___ MATERIALS PROVIDED ___

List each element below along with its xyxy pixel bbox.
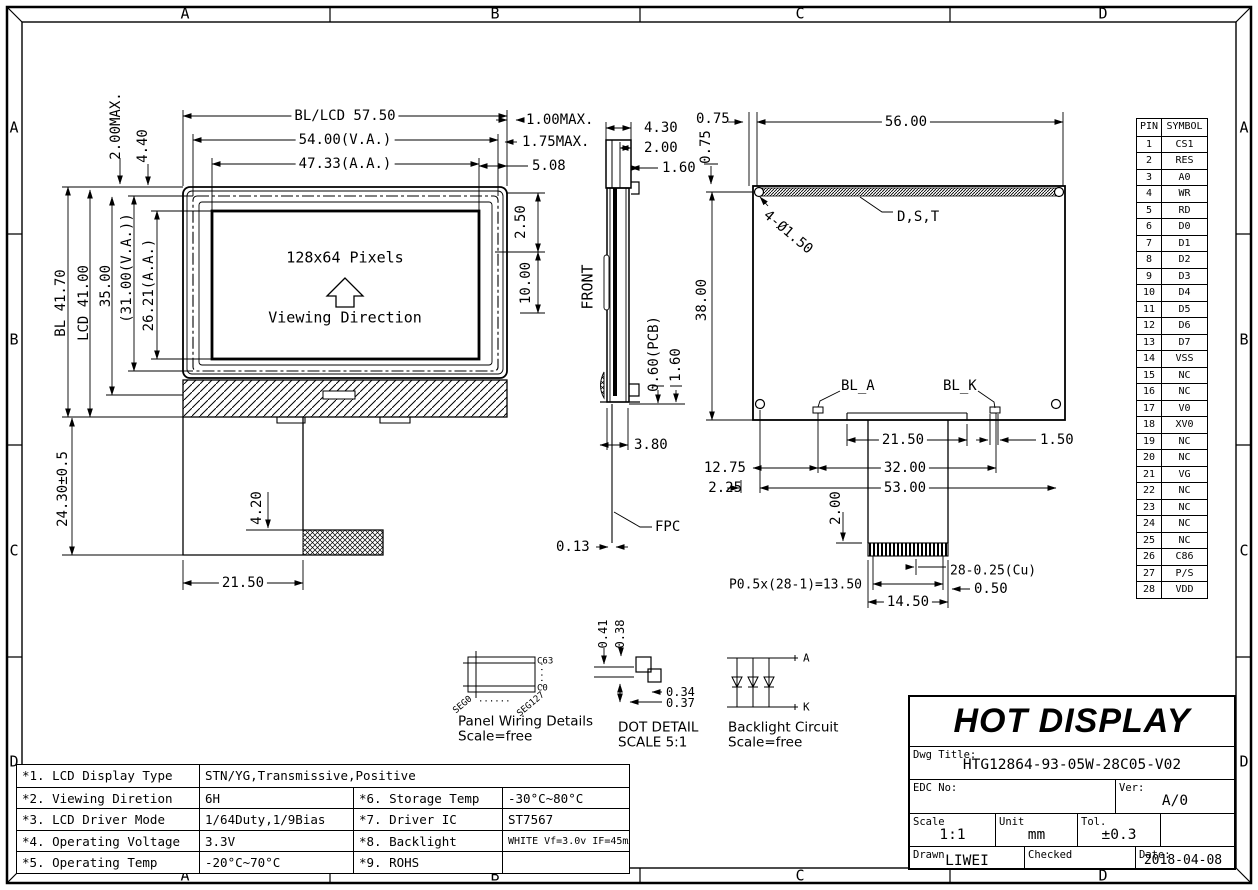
dim-aa-width: 47.33(A.A.) xyxy=(296,157,395,171)
dwg-title-value: HTG12864-93-05W-28C05-V02 xyxy=(910,757,1234,773)
date-cell: Date: 2018-04-08 xyxy=(1135,847,1230,868)
viewing-direction-label: Viewing Direction xyxy=(268,311,422,326)
dot-dim-0-37: 0.37 xyxy=(666,697,695,709)
pin-number: 13 xyxy=(1137,334,1161,351)
dim-bl-lcd-width: BL/LCD 57.50 xyxy=(291,109,398,123)
pin-number: 17 xyxy=(1137,400,1161,417)
pin-number: 10 xyxy=(1137,284,1161,301)
pin-number: 11 xyxy=(1137,301,1161,318)
dim-va-height: (31.00(V.A.)) xyxy=(120,213,134,323)
pin-symbol: VSS xyxy=(1161,350,1207,367)
title-block-edc-row: EDC No: Ver: A/0 xyxy=(910,779,1234,813)
pin-symbol: V0 xyxy=(1161,400,1207,417)
screen-resolution-label: 128x64 Pixels xyxy=(286,251,403,266)
dim-lcd-height: LCD 41.00 xyxy=(77,265,91,341)
pin-number: 25 xyxy=(1137,532,1161,549)
dim-12-75: 12.75 xyxy=(704,461,746,475)
pin-table-header-symbol: SYMBOL xyxy=(1161,119,1207,136)
spec-table: *1. LCD Display Type STN/YG,Transmissive… xyxy=(16,764,630,874)
pin-symbol: D6 xyxy=(1161,317,1207,334)
title-block: HOT DISPLAY Dwg Title: HTG12864-93-05W-2… xyxy=(908,695,1236,870)
dim-top-gap: 2.00MAX. xyxy=(109,92,123,159)
dot-dim-0-41: 0.41 xyxy=(597,620,609,649)
checked-label: Checked xyxy=(1028,849,1072,861)
spec-label: *9. ROHS xyxy=(353,851,502,873)
pin-number: 24 xyxy=(1137,515,1161,532)
spec-label: *6. Storage Temp xyxy=(353,787,502,809)
dst-label: D,S,T xyxy=(897,210,939,224)
spec-label: *1. LCD Display Type xyxy=(17,765,199,787)
pin-number: 2 xyxy=(1137,152,1161,169)
pin-number: 23 xyxy=(1137,499,1161,516)
bl-a-label: BL_A xyxy=(841,379,875,393)
backlight-cathode-label: K xyxy=(803,702,810,713)
dim-4-30: 4.30 xyxy=(644,121,678,135)
projection-symbol-cell xyxy=(1160,814,1234,846)
spec-value: -30°C~80°C xyxy=(502,787,629,809)
spec-value: WHITE Vf=3.0v IF=45mA xyxy=(502,830,629,852)
pin-symbol: D5 xyxy=(1161,301,1207,318)
dim-14-50: 14.50 xyxy=(884,595,932,609)
pin-number: 21 xyxy=(1137,466,1161,483)
dot-detail-title: DOT DETAIL xyxy=(618,721,698,735)
drawn-value: LIWEI xyxy=(910,853,1024,869)
dim-va-width: 54.00(V.A.) xyxy=(296,133,395,147)
dim-56-00: 56.00 xyxy=(882,115,930,129)
spec-value: -20°C~70°C xyxy=(199,851,353,873)
dim-10-00: 10.00 xyxy=(519,262,533,304)
dim-0-75-h: 0.75 xyxy=(696,112,730,126)
pin-symbol: D4 xyxy=(1161,284,1207,301)
pin-number: 15 xyxy=(1137,367,1161,384)
backlight-title: Backlight Circuit xyxy=(728,721,838,735)
pin-symbol: D1 xyxy=(1161,235,1207,252)
zone-col-top-c: C xyxy=(795,7,804,22)
backlight-circuit-drawing xyxy=(727,655,798,710)
pin-number: 18 xyxy=(1137,416,1161,433)
zone-row-left-a: A xyxy=(9,121,18,136)
pin-number: 8 xyxy=(1137,251,1161,268)
edc-no-label: EDC No: xyxy=(913,782,957,794)
zone-row-right-d: D xyxy=(1239,755,1248,770)
dim-aa-height: 26.21(A.A.) xyxy=(142,239,156,332)
pin-symbol: NC xyxy=(1161,482,1207,499)
pin-symbol: CS1 xyxy=(1161,136,1207,153)
date-value: 2018-04-08 xyxy=(1136,853,1230,868)
spec-label: *7. Driver IC xyxy=(353,808,502,830)
dot-dim-0-38: 0.38 xyxy=(614,620,626,649)
pin-symbol: NC xyxy=(1161,449,1207,466)
dim-bl-height: BL 41.70 xyxy=(54,269,68,336)
pin-number: 9 xyxy=(1137,268,1161,285)
pin-symbol: A0 xyxy=(1161,169,1207,186)
dim-0-50: 0.50 xyxy=(974,582,1008,596)
dim-tail-length: 24.30±0.5 xyxy=(56,451,70,527)
dim-38-00: 38.00 xyxy=(695,276,709,324)
pin-number: 5 xyxy=(1137,202,1161,219)
pin-symbol: D2 xyxy=(1161,251,1207,268)
tol-cell: Tol. ±0.3 xyxy=(1077,814,1160,846)
dim-cu-fingers: 28-0.25(Cu) xyxy=(950,565,1036,578)
pin-symbol: NC xyxy=(1161,383,1207,400)
dim-bezel-top: 4.40 xyxy=(136,129,150,163)
drawn-cell: Drawn LIWEI xyxy=(910,847,1024,868)
spec-label: *4. Operating Voltage xyxy=(17,830,199,852)
spec-label: *2. Viewing Diretion xyxy=(17,787,199,809)
panel-dots-horizontal: ...... xyxy=(478,696,511,705)
title-block-sign-row: Drawn LIWEI Checked Date: 2018-04-08 xyxy=(910,846,1234,868)
dim-21-50-back: 21.50 xyxy=(879,433,927,447)
dim-1-00-max: 1.00MAX. xyxy=(526,113,593,127)
dim-32-00: 32.00 xyxy=(881,461,929,475)
pin-symbol: XV0 xyxy=(1161,416,1207,433)
backlight-scale: Scale=free xyxy=(728,736,802,750)
spec-value: STN/YG,Transmissive,Positive xyxy=(199,765,629,787)
dim-tail-width: 21.50 xyxy=(219,576,267,590)
zone-col-top-b: B xyxy=(490,7,499,22)
dim-1-75-max: 1.75MAX. xyxy=(522,135,589,149)
title-block-dwg-row: Dwg Title: HTG12864-93-05W-28C05-V02 xyxy=(910,746,1234,779)
unit-cell: Unit mm xyxy=(995,814,1077,846)
zone-row-right-c: C xyxy=(1239,544,1248,559)
pin-symbol: P/S xyxy=(1161,565,1207,582)
side-view-drawing xyxy=(600,140,640,543)
spec-value: 1/64Duty,1/9Bias xyxy=(199,808,353,830)
pin-number: 19 xyxy=(1137,433,1161,450)
panel-wiring-scale: Scale=free xyxy=(458,730,532,744)
dim-1-60: 1.60 xyxy=(662,161,696,175)
pin-symbol: D3 xyxy=(1161,268,1207,285)
dim-2-50: 2.50 xyxy=(514,205,528,239)
ver-cell: Ver: A/0 xyxy=(1115,780,1234,813)
pin-table: PIN SYMBOL 1 CS1 2 RES 3 A0 4 WR 5 RD 6 … xyxy=(1136,118,1208,599)
pin-number: 27 xyxy=(1137,565,1161,582)
zone-col-bottom-d: D xyxy=(1098,869,1107,884)
dim-2-00-back: 2.00 xyxy=(829,491,843,525)
dot-detail-scale: SCALE 5:1 xyxy=(618,736,687,750)
pin-symbol: RD xyxy=(1161,202,1207,219)
pin-number: 1 xyxy=(1137,136,1161,153)
dim-total-thickness: 1.60 xyxy=(669,348,683,382)
tol-value: ±0.3 xyxy=(1078,827,1160,843)
pin-table-header-pin: PIN xyxy=(1137,119,1161,136)
dim-pcb-thickness: 0.60(PCB) xyxy=(647,316,661,392)
spec-label: *8. Backlight xyxy=(353,830,502,852)
pin-symbol: VDD xyxy=(1161,581,1207,598)
dim-3-80: 3.80 xyxy=(634,438,668,452)
pin-number: 3 xyxy=(1137,169,1161,186)
spec-value: 3.3V xyxy=(199,830,353,852)
dim-5-08: 5.08 xyxy=(532,159,566,173)
spec-label: *3. LCD Driver Mode xyxy=(17,808,199,830)
zone-col-top-d: D xyxy=(1098,7,1107,22)
pin-number: 12 xyxy=(1137,317,1161,334)
backlight-anode-label: A xyxy=(803,653,810,664)
dim-2-00: 2.00 xyxy=(644,141,678,155)
pin-number: 4 xyxy=(1137,185,1161,202)
zone-row-left-b: B xyxy=(9,333,18,348)
spec-value: 6H xyxy=(199,787,353,809)
pin-symbol: D7 xyxy=(1161,334,1207,351)
pin-number: 26 xyxy=(1137,548,1161,565)
scale-cell: Scale 1:1 xyxy=(910,814,995,846)
bl-k-label: BL_K xyxy=(943,379,977,393)
pin-symbol: NC xyxy=(1161,499,1207,516)
front-label: FRONT xyxy=(581,264,596,309)
fpc-label: FPC xyxy=(655,520,680,534)
scale-value: 1:1 xyxy=(910,827,995,843)
pin-symbol: NC xyxy=(1161,367,1207,384)
unit-value: mm xyxy=(996,827,1077,843)
dim-connector-height: 4.20 xyxy=(250,491,264,525)
company-name: HOT DISPLAY xyxy=(910,697,1234,745)
pin-number: 20 xyxy=(1137,449,1161,466)
pin-number: 22 xyxy=(1137,482,1161,499)
pin-symbol: WR xyxy=(1161,185,1207,202)
panel-wiring-title: Panel Wiring Details xyxy=(458,715,593,729)
pin-symbol: NC xyxy=(1161,532,1207,549)
zone-row-right-a: A xyxy=(1239,121,1248,136)
panel-wiring-detail-drawing xyxy=(463,651,535,698)
zone-row-left-c: C xyxy=(9,544,18,559)
pin-symbol: NC xyxy=(1161,515,1207,532)
pin-symbol: VG xyxy=(1161,466,1207,483)
pin-number: 7 xyxy=(1137,235,1161,252)
pin-number: 14 xyxy=(1137,350,1161,367)
dim-1-50: 1.50 xyxy=(1040,433,1074,447)
pin-symbol: D0 xyxy=(1161,218,1207,235)
dim-pin-pitch: P0.5x(28-1)=13.50 xyxy=(729,579,862,592)
front-view-drawing xyxy=(183,187,507,555)
pin-number: 16 xyxy=(1137,383,1161,400)
pin-symbol: RES xyxy=(1161,152,1207,169)
dim-fpc-thickness: 0.13 xyxy=(556,540,590,554)
zone-row-right-b: B xyxy=(1239,333,1248,348)
zone-col-top-a: A xyxy=(180,7,189,22)
dim-pcb-height: 35.00 xyxy=(99,265,113,307)
dim-53-00: 53.00 xyxy=(881,481,929,495)
dim-2-25: 2.25 xyxy=(708,481,742,495)
dim-0-75-v: 0.75 xyxy=(699,130,713,164)
pin-symbol: C86 xyxy=(1161,548,1207,565)
title-block-company-row: HOT DISPLAY xyxy=(910,697,1234,746)
spec-label: *5. Operating Temp xyxy=(17,851,199,873)
spec-value xyxy=(502,851,629,873)
ver-value: A/0 xyxy=(1116,793,1234,809)
edc-no-cell: EDC No: xyxy=(910,780,1115,813)
title-block-scale-row: Scale 1:1 Unit mm Tol. ±0.3 xyxy=(910,813,1234,846)
checked-cell: Checked xyxy=(1024,847,1135,868)
pin-symbol: NC xyxy=(1161,433,1207,450)
pin-number: 28 xyxy=(1137,581,1161,598)
spec-value: ST7567 xyxy=(502,808,629,830)
zone-col-bottom-c: C xyxy=(795,869,804,884)
drawing-sheet: A B C D A B C D A B C D A B C D BL/LCD 5… xyxy=(0,0,1258,890)
pin-number: 6 xyxy=(1137,218,1161,235)
dot-detail-drawing xyxy=(594,648,662,702)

___

- [SHORT PROBLEM]: Copy out, word for word, every line of the data from the line with "dim-aa-width: 47.33(A.A.) xyxy=(296,157,395,171)" up to and including the line with "pin-symbol: V0 xyxy=(1161,400,1207,417)".

- [COMPLETE ANSWER]:
dim-aa-width: 47.33(A.A.) xyxy=(296,157,395,171)
dwg-title-value: HTG12864-93-05W-28C05-V02 xyxy=(910,757,1234,773)
date-cell: Date: 2018-04-08 xyxy=(1135,847,1230,868)
viewing-direction-label: Viewing Direction xyxy=(268,311,422,326)
dot-dim-0-37: 0.37 xyxy=(666,697,695,709)
pin-number: 13 xyxy=(1137,334,1161,351)
dim-bl-lcd-width: BL/LCD 57.50 xyxy=(291,109,398,123)
pin-number: 17 xyxy=(1137,400,1161,417)
pin-number: 10 xyxy=(1137,284,1161,301)
pin-number: 11 xyxy=(1137,301,1161,318)
dim-va-height: (31.00(V.A.)) xyxy=(120,213,134,323)
pin-symbol: VSS xyxy=(1161,350,1207,367)
title-block-edc-row: EDC No: Ver: A/0 xyxy=(910,779,1234,813)
pin-symbol: V0 xyxy=(1161,400,1207,417)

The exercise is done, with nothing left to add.